# START OF Extracted material

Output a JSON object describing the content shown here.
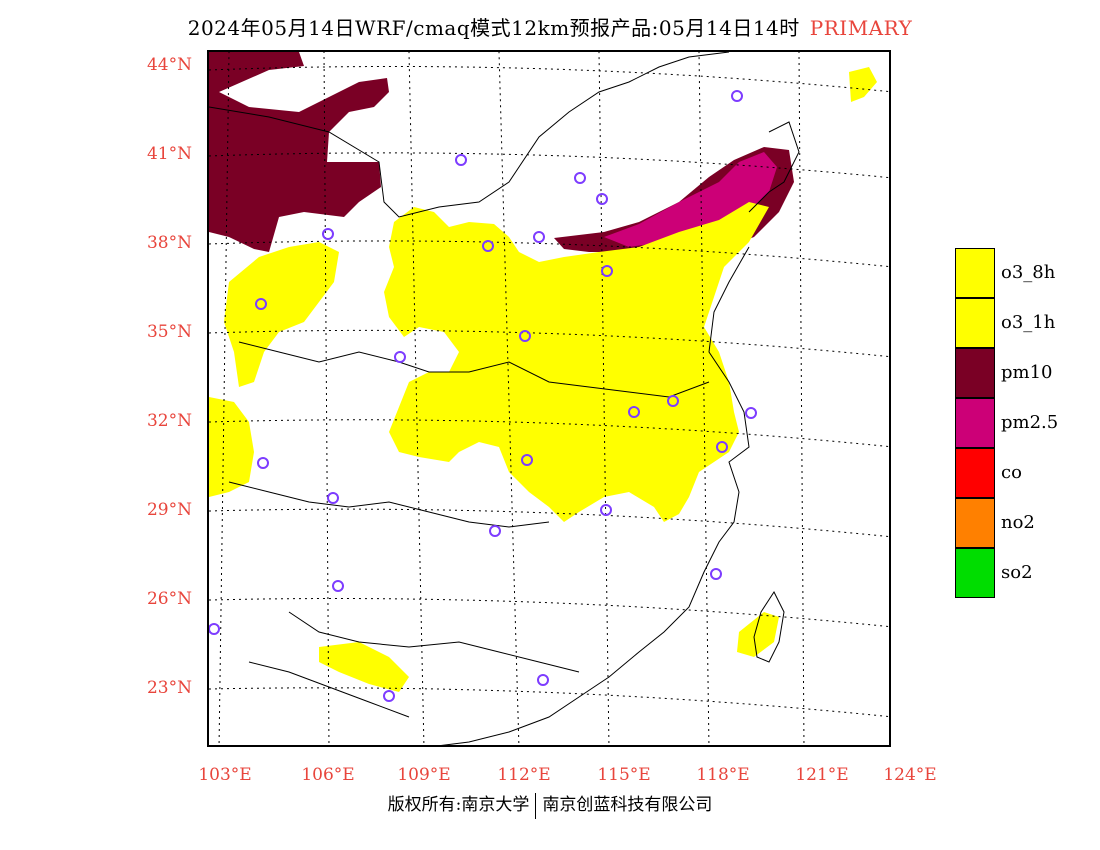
{
  "title": {
    "main": "2024年05月14日WRF/cmaq模式12km预报产品:05月14日14时",
    "tag": "PRIMARY",
    "tag_color": "#e8453c"
  },
  "map": {
    "lat_labels": [
      "44°N",
      "41°N",
      "38°N",
      "35°N",
      "32°N",
      "29°N",
      "26°N",
      "23°N"
    ],
    "lon_labels": [
      "103°E",
      "106°E",
      "109°E",
      "112°E",
      "115°E",
      "118°E",
      "121°E",
      "124°E"
    ],
    "label_color": "#e8453c",
    "grid_style": "dotted"
  },
  "legend": {
    "items": [
      {
        "label": "o3_8h",
        "color": "#ffff00"
      },
      {
        "label": "o3_1h",
        "color": "#ffff00"
      },
      {
        "label": "pm10",
        "color": "#7a0025"
      },
      {
        "label": "pm2.5",
        "color": "#cc0077"
      },
      {
        "label": "co",
        "color": "#ff0000"
      },
      {
        "label": "no2",
        "color": "#ff8000"
      },
      {
        "label": "so2",
        "color": "#00dd00"
      }
    ]
  },
  "footer": {
    "left": "版权所有:南京大学",
    "right": "南京创蓝科技有限公司"
  }
}
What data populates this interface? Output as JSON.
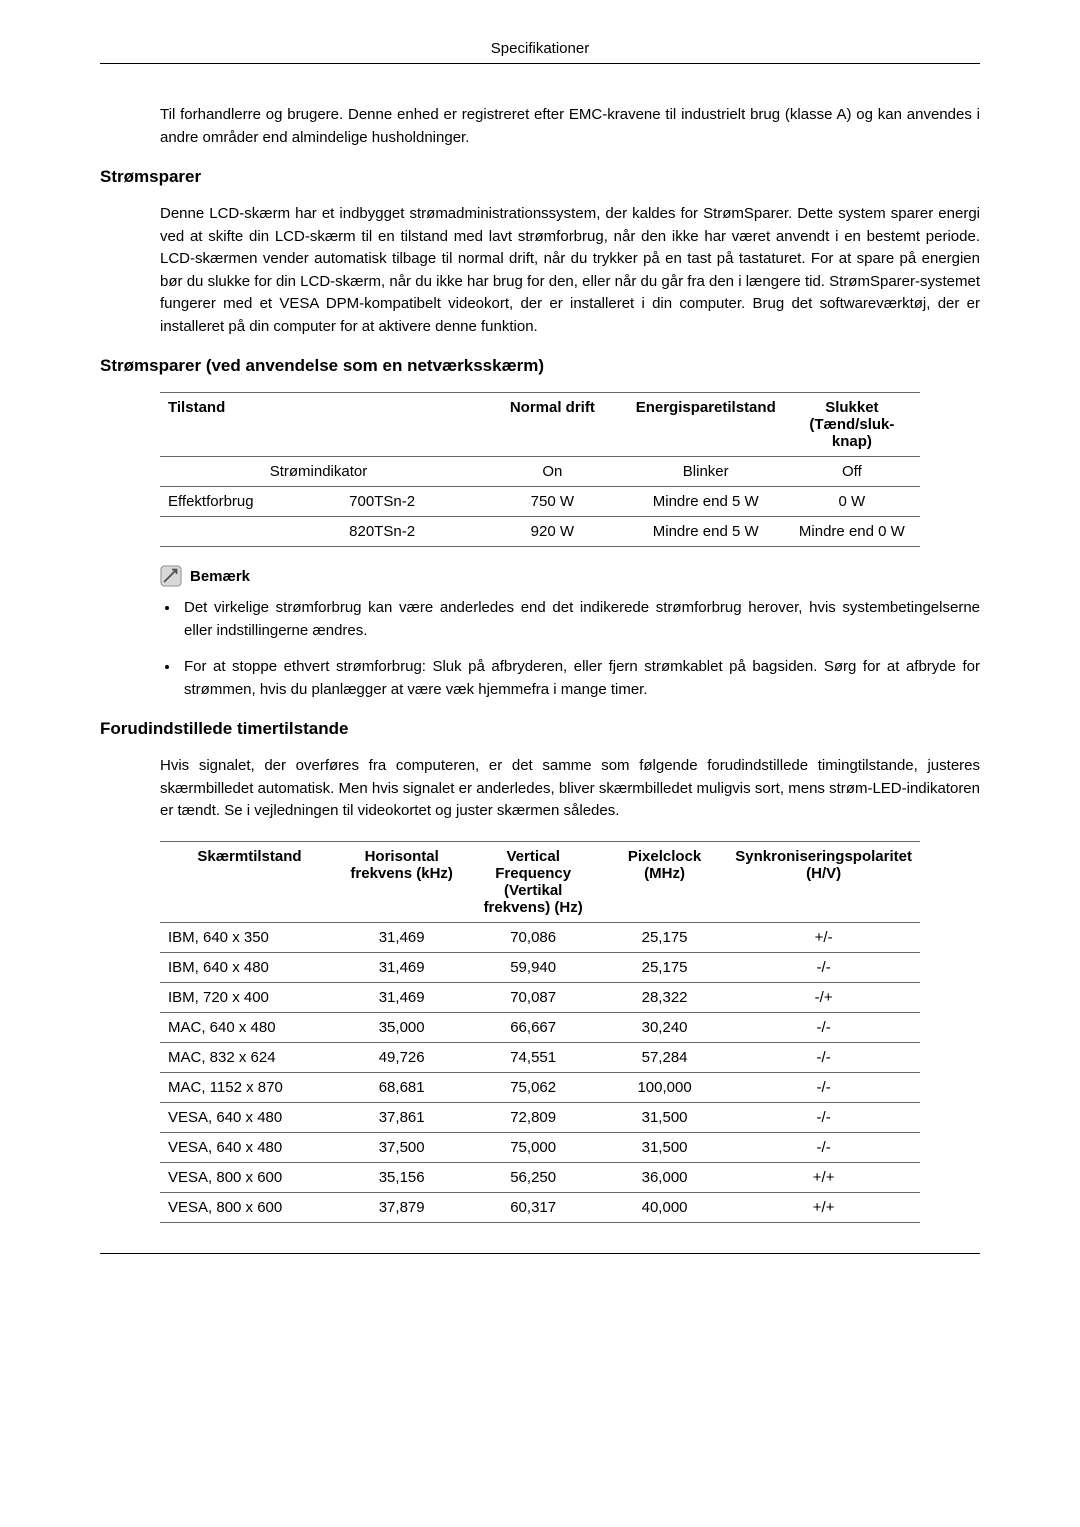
{
  "page_header": "Specifikationer",
  "intro_para": "Til forhandlerre og brugere. Denne enhed er registreret efter EMC-kravene til industrielt brug (klasse A) og kan anvendes i andre områder end almindelige husholdninger.",
  "section1": {
    "title": "Strømsparer",
    "para": "Denne LCD-skærm har et indbygget strømadministrationssystem, der kaldes for StrømSparer. Dette system sparer energi ved at skifte din LCD-skærm til en tilstand med lavt strømforbrug, når den ikke har været anvendt i en bestemt periode. LCD-skærmen vender automatisk tilbage til normal drift, når du trykker på en tast på tastaturet. For at spare på energien bør du slukke for din LCD-skærm, når du ikke har brug for den, eller når du går fra den i længere tid. StrømSparer-systemet fungerer med et VESA DPM-kompatibelt videokort, der er installeret i din computer. Brug det softwareværktøj, der er installeret på din computer for at aktivere denne funktion."
  },
  "section2": {
    "title": "Strømsparer (ved anvendelse som en netværksskærm)"
  },
  "table1": {
    "headers": [
      "Tilstand",
      "Normal drift",
      "Energisparetilstand",
      "Slukket (Tænd/sluk-knap)"
    ],
    "row_indicator_label": "Strømindikator",
    "row_indicator": [
      "On",
      "Blinker",
      "Off"
    ],
    "row_eff_label": "Effektforbrug",
    "rows_eff": [
      {
        "model": "700TSn-2",
        "vals": [
          "750 W",
          "Mindre end 5 W",
          "0 W"
        ]
      },
      {
        "model": "820TSn-2",
        "vals": [
          "920 W",
          "Mindre end 5 W",
          "Mindre end 0 W"
        ]
      }
    ]
  },
  "note": {
    "title": "Bemærk",
    "items": [
      "Det virkelige strømforbrug kan være anderledes end det indikerede strømforbrug herover, hvis systembetingelserne eller indstillingerne ændres.",
      "For at stoppe ethvert strømforbrug: Sluk på afbryderen, eller fjern strømkablet på bagsiden. Sørg for at afbryde for strømmen, hvis du planlægger at være væk hjemmefra i mange timer."
    ]
  },
  "section3": {
    "title": "Forudindstillede timertilstande",
    "para": "Hvis signalet, der overføres fra computeren, er det samme som følgende forudindstillede timingtilstande, justeres skærmbilledet automatisk. Men hvis signalet er anderledes, bliver skærmbilledet muligvis sort, mens strøm-LED-indikatoren er tændt. Se i vejledningen til videokortet og juster skærmen således."
  },
  "table2": {
    "headers": [
      "Skærmtilstand",
      "Horisontal frekvens (kHz)",
      "Vertical Frequency (Vertikal frekvens) (Hz)",
      "Pixelclock (MHz)",
      "Synkroniseringspolaritet (H/V)"
    ],
    "rows": [
      [
        "IBM, 640 x 350",
        "31,469",
        "70,086",
        "25,175",
        "+/-"
      ],
      [
        "IBM, 640 x 480",
        "31,469",
        "59,940",
        "25,175",
        "-/-"
      ],
      [
        "IBM, 720 x 400",
        "31,469",
        "70,087",
        "28,322",
        "-/+"
      ],
      [
        "MAC, 640 x 480",
        "35,000",
        "66,667",
        "30,240",
        "-/-"
      ],
      [
        "MAC, 832 x 624",
        "49,726",
        "74,551",
        "57,284",
        "-/-"
      ],
      [
        "MAC, 1152 x 870",
        "68,681",
        "75,062",
        "100,000",
        "-/-"
      ],
      [
        "VESA, 640 x 480",
        "37,861",
        "72,809",
        "31,500",
        "-/-"
      ],
      [
        "VESA, 640 x 480",
        "37,500",
        "75,000",
        "31,500",
        "-/-"
      ],
      [
        "VESA, 800 x 600",
        "35,156",
        "56,250",
        "36,000",
        "+/+"
      ],
      [
        "VESA, 800 x 600",
        "37,879",
        "60,317",
        "40,000",
        "+/+"
      ]
    ]
  }
}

# END OF Extracted material

> _Prompt_
Reproduce the entries above without change, omitting all pictures.

> _Correct response_
Output a JSON object describing the content shown here.
{
  "title": {
    "main": "2024年05月14日WRF/cmaq模式12km预报产品:05月14日14时",
    "tag": "PRIMARY",
    "tag_color": "#e8453c"
  },
  "map": {
    "lat_labels": [
      "44°N",
      "41°N",
      "38°N",
      "35°N",
      "32°N",
      "29°N",
      "26°N",
      "23°N"
    ],
    "lon_labels": [
      "103°E",
      "106°E",
      "109°E",
      "112°E",
      "115°E",
      "118°E",
      "121°E",
      "124°E"
    ],
    "label_color": "#e8453c",
    "grid_style": "dotted"
  },
  "legend": {
    "items": [
      {
        "label": "o3_8h",
        "color": "#ffff00"
      },
      {
        "label": "o3_1h",
        "color": "#ffff00"
      },
      {
        "label": "pm10",
        "color": "#7a0025"
      },
      {
        "label": "pm2.5",
        "color": "#cc0077"
      },
      {
        "label": "co",
        "color": "#ff0000"
      },
      {
        "label": "no2",
        "color": "#ff8000"
      },
      {
        "label": "so2",
        "color": "#00dd00"
      }
    ]
  },
  "footer": {
    "left": "版权所有:南京大学",
    "right": "南京创蓝科技有限公司"
  }
}
What data populates this interface? Output as JSON.
{
  "page_header": "Specifikationer",
  "intro_para": "Til forhandlerre og brugere. Denne enhed er registreret efter EMC-kravene til industrielt brug (klasse A) og kan anvendes i andre områder end almindelige husholdninger.",
  "section1": {
    "title": "Strømsparer",
    "para": "Denne LCD-skærm har et indbygget strømadministrationssystem, der kaldes for StrømSparer. Dette system sparer energi ved at skifte din LCD-skærm til en tilstand med lavt strømforbrug, når den ikke har været anvendt i en bestemt periode. LCD-skærmen vender automatisk tilbage til normal drift, når du trykker på en tast på tastaturet. For at spare på energien bør du slukke for din LCD-skærm, når du ikke har brug for den, eller når du går fra den i længere tid. StrømSparer-systemet fungerer med et VESA DPM-kompatibelt videokort, der er installeret i din computer. Brug det softwareværktøj, der er installeret på din computer for at aktivere denne funktion."
  },
  "section2": {
    "title": "Strømsparer (ved anvendelse som en netværksskærm)"
  },
  "table1": {
    "headers": [
      "Tilstand",
      "Normal drift",
      "Energisparetilstand",
      "Slukket (Tænd/sluk-knap)"
    ],
    "row_indicator_label": "Strømindikator",
    "row_indicator": [
      "On",
      "Blinker",
      "Off"
    ],
    "row_eff_label": "Effektforbrug",
    "rows_eff": [
      {
        "model": "700TSn-2",
        "vals": [
          "750 W",
          "Mindre end 5 W",
          "0 W"
        ]
      },
      {
        "model": "820TSn-2",
        "vals": [
          "920 W",
          "Mindre end 5 W",
          "Mindre end 0 W"
        ]
      }
    ]
  },
  "note": {
    "title": "Bemærk",
    "items": [
      "Det virkelige strømforbrug kan være anderledes end det indikerede strømforbrug herover, hvis systembetingelserne eller indstillingerne ændres.",
      "For at stoppe ethvert strømforbrug: Sluk på afbryderen, eller fjern strømkablet på bagsiden. Sørg for at afbryde for strømmen, hvis du planlægger at være væk hjemmefra i mange timer."
    ]
  },
  "section3": {
    "title": "Forudindstillede timertilstande",
    "para": "Hvis signalet, der overføres fra computeren, er det samme som følgende forudindstillede timingtilstande, justeres skærmbilledet automatisk. Men hvis signalet er anderledes, bliver skærmbilledet muligvis sort, mens strøm-LED-indikatoren er tændt. Se i vejledningen til videokortet og juster skærmen således."
  },
  "table2": {
    "headers": [
      "Skærmtilstand",
      "Horisontal frekvens (kHz)",
      "Vertical Frequency (Vertikal frekvens) (Hz)",
      "Pixelclock (MHz)",
      "Synkroniseringspolaritet (H/V)"
    ],
    "rows": [
      [
        "IBM, 640 x 350",
        "31,469",
        "70,086",
        "25,175",
        "+/-"
      ],
      [
        "IBM, 640 x 480",
        "31,469",
        "59,940",
        "25,175",
        "-/-"
      ],
      [
        "IBM, 720 x 400",
        "31,469",
        "70,087",
        "28,322",
        "-/+"
      ],
      [
        "MAC, 640 x 480",
        "35,000",
        "66,667",
        "30,240",
        "-/-"
      ],
      [
        "MAC, 832 x 624",
        "49,726",
        "74,551",
        "57,284",
        "-/-"
      ],
      [
        "MAC, 1152 x 870",
        "68,681",
        "75,062",
        "100,000",
        "-/-"
      ],
      [
        "VESA, 640 x 480",
        "37,861",
        "72,809",
        "31,500",
        "-/-"
      ],
      [
        "VESA, 640 x 480",
        "37,500",
        "75,000",
        "31,500",
        "-/-"
      ],
      [
        "VESA, 800 x 600",
        "35,156",
        "56,250",
        "36,000",
        "+/+"
      ],
      [
        "VESA, 800 x 600",
        "37,879",
        "60,317",
        "40,000",
        "+/+"
      ]
    ]
  }
}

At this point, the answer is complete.